**EXERCISE OBJECTIVE:**
Look through the data below and return each line where "page" appears.

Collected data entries
══════════════════════════════

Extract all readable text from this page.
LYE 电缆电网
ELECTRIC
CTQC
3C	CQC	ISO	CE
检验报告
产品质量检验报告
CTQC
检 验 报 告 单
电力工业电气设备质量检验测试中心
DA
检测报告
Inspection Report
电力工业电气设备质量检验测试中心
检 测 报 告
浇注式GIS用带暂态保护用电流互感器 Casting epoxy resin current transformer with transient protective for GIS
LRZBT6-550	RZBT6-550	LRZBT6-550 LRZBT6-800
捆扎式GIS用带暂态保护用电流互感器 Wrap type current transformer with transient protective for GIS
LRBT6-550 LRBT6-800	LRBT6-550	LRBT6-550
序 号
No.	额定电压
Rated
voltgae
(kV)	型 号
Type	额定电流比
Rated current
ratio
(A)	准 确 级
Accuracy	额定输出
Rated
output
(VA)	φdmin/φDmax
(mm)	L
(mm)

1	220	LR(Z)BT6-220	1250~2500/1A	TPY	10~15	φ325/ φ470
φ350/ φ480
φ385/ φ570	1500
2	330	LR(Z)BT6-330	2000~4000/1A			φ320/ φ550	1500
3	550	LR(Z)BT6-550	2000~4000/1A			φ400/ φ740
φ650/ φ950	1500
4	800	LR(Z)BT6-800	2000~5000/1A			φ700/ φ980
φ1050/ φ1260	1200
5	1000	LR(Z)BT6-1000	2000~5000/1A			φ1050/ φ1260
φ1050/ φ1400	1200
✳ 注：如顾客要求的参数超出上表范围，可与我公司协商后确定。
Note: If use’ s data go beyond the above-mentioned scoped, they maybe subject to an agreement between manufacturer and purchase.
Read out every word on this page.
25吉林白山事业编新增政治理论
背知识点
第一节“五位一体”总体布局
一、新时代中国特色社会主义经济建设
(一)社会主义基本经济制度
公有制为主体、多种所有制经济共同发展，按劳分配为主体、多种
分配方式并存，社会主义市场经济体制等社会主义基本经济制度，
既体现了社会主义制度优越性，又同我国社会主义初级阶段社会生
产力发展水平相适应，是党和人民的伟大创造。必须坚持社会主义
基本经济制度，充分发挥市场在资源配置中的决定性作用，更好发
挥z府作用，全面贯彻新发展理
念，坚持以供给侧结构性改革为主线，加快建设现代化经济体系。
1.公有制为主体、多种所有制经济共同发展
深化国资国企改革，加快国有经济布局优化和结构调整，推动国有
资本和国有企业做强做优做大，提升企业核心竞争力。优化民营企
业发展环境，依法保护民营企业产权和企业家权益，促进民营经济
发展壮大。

══════════════════════════════

**SOLUTION FOR THIS TASK:**
Extract all readable text from this page.
Read out every word on this page.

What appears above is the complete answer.